SHORT TASK » Search the material for the string "talven", then return every line where it is found.

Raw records
══════════
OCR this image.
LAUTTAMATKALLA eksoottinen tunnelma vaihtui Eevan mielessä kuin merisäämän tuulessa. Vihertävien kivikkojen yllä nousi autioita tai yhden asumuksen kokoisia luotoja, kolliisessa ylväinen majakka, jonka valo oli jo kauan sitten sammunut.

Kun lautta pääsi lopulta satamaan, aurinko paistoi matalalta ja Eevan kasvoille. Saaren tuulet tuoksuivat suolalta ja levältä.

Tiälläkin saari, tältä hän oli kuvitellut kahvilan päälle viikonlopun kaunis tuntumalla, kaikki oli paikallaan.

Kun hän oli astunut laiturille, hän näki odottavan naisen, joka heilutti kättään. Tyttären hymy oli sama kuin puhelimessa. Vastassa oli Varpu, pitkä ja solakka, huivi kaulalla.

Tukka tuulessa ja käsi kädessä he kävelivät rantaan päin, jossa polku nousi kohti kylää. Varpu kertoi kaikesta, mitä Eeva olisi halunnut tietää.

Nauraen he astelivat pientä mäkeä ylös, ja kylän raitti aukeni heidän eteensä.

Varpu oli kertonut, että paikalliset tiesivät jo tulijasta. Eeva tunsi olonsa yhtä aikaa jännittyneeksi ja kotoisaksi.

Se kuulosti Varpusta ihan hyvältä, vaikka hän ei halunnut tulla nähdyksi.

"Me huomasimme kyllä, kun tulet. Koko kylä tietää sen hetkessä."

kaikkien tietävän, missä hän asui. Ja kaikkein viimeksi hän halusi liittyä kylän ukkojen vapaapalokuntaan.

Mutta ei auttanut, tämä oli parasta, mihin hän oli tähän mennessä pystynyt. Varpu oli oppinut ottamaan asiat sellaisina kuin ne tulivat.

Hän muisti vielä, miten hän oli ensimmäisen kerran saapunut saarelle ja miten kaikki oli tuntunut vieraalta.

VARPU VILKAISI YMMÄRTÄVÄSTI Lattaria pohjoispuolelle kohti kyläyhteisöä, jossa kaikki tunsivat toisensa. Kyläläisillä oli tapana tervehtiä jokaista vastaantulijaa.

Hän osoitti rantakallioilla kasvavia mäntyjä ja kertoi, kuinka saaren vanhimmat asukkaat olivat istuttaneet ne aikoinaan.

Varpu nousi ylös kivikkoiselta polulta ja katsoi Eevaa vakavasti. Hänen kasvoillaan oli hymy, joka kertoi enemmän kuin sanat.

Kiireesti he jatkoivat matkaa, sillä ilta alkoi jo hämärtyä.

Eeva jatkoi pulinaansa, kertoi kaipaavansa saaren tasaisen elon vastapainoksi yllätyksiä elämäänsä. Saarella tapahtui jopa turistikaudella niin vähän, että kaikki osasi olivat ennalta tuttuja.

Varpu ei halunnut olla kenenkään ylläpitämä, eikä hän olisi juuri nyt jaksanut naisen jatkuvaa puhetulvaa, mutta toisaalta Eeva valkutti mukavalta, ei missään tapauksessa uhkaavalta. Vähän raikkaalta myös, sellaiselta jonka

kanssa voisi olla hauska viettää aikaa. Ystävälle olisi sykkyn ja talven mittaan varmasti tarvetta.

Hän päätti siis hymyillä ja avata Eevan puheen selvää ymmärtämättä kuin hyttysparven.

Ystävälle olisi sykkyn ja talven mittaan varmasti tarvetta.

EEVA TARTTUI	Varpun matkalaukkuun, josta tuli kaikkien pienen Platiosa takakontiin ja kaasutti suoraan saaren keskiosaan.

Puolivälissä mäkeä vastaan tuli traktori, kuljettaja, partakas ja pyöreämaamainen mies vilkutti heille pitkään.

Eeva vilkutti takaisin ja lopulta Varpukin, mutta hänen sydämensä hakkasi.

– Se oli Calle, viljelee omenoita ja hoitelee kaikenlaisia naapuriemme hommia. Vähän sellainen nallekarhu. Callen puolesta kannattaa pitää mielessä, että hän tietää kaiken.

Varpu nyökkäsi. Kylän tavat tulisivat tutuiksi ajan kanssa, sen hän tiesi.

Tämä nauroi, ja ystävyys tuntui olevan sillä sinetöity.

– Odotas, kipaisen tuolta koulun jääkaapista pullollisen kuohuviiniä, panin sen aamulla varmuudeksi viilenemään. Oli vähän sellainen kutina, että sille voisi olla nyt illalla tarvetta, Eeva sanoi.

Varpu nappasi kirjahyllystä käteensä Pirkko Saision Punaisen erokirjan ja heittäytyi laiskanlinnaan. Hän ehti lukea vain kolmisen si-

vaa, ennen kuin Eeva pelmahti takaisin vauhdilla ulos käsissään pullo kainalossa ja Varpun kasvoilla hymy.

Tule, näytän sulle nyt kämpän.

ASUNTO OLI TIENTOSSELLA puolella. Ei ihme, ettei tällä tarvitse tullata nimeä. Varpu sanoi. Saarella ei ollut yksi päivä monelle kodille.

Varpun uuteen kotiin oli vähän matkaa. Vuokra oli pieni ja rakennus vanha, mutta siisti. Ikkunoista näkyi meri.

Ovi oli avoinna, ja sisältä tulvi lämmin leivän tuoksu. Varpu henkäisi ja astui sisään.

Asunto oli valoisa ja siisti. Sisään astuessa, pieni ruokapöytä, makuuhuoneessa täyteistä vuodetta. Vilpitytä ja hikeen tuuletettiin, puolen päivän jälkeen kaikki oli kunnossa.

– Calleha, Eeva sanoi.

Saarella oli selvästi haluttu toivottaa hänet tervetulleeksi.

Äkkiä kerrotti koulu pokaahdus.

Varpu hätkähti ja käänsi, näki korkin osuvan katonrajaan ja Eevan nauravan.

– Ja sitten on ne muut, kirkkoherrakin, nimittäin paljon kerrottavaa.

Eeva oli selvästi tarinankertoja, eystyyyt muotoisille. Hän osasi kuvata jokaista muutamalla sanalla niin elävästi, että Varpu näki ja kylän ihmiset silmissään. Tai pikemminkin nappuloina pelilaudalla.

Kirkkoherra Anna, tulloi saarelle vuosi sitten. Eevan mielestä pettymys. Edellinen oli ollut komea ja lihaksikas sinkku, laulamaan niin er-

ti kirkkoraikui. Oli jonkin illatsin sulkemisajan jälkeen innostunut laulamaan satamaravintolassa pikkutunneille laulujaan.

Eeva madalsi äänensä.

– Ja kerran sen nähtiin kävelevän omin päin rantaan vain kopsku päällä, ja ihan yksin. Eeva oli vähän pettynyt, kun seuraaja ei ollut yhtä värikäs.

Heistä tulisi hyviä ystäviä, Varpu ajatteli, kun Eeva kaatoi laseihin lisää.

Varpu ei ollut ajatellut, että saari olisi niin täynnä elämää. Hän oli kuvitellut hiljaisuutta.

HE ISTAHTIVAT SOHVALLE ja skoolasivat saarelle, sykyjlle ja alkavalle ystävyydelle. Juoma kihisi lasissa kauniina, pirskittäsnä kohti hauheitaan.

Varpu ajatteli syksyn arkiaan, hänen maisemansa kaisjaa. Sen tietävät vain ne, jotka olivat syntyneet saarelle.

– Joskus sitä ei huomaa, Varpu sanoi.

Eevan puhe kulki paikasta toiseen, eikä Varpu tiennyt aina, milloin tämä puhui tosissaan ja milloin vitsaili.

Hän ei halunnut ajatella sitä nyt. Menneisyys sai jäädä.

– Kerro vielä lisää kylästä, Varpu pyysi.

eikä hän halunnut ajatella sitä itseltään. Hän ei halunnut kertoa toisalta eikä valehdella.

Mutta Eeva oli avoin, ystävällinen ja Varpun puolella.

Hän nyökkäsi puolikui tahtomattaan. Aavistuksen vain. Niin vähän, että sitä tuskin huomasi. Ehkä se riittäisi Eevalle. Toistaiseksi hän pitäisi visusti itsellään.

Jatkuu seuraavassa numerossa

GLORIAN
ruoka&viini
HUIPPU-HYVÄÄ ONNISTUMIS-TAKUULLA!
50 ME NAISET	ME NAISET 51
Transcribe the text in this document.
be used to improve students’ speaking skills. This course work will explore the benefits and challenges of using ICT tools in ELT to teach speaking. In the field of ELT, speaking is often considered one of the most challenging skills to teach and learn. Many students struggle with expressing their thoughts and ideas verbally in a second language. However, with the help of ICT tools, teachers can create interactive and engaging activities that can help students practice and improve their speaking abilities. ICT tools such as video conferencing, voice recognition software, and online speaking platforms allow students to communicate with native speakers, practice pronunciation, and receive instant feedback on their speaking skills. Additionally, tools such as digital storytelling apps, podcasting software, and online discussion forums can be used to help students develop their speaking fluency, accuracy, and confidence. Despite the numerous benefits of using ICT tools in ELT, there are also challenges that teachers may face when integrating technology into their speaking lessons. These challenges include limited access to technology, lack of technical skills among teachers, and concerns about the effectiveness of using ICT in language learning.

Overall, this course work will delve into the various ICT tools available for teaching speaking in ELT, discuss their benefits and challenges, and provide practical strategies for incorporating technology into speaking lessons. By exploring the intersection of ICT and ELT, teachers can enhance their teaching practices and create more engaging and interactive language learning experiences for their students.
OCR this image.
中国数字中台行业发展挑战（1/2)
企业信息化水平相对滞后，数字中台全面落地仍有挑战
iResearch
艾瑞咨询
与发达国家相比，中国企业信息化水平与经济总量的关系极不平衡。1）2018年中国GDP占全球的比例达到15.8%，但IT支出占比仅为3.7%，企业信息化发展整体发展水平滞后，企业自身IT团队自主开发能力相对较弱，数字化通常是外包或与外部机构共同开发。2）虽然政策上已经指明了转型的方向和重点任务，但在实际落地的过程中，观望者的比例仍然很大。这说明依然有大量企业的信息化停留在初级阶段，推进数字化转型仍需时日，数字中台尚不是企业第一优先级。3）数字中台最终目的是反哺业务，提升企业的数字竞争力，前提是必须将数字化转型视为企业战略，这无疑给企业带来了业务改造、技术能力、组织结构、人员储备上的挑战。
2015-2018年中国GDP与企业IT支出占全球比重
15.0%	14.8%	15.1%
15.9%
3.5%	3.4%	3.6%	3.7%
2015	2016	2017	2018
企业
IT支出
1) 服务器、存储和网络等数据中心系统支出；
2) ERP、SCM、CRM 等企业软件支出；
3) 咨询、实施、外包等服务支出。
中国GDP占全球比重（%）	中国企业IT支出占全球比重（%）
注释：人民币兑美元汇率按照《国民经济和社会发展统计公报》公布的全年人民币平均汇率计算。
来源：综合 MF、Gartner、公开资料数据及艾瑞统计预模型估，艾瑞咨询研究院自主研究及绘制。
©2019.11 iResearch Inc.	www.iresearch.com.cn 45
══════════
WORKED ANSWER »
kanssa voisi olla hauska viettää aikaa. Ystävälle olisi sykkyn ja talven mittaan varmasti tarvetta.
Ystävälle olisi sykkyn ja talven mittaan varmasti tarvetta.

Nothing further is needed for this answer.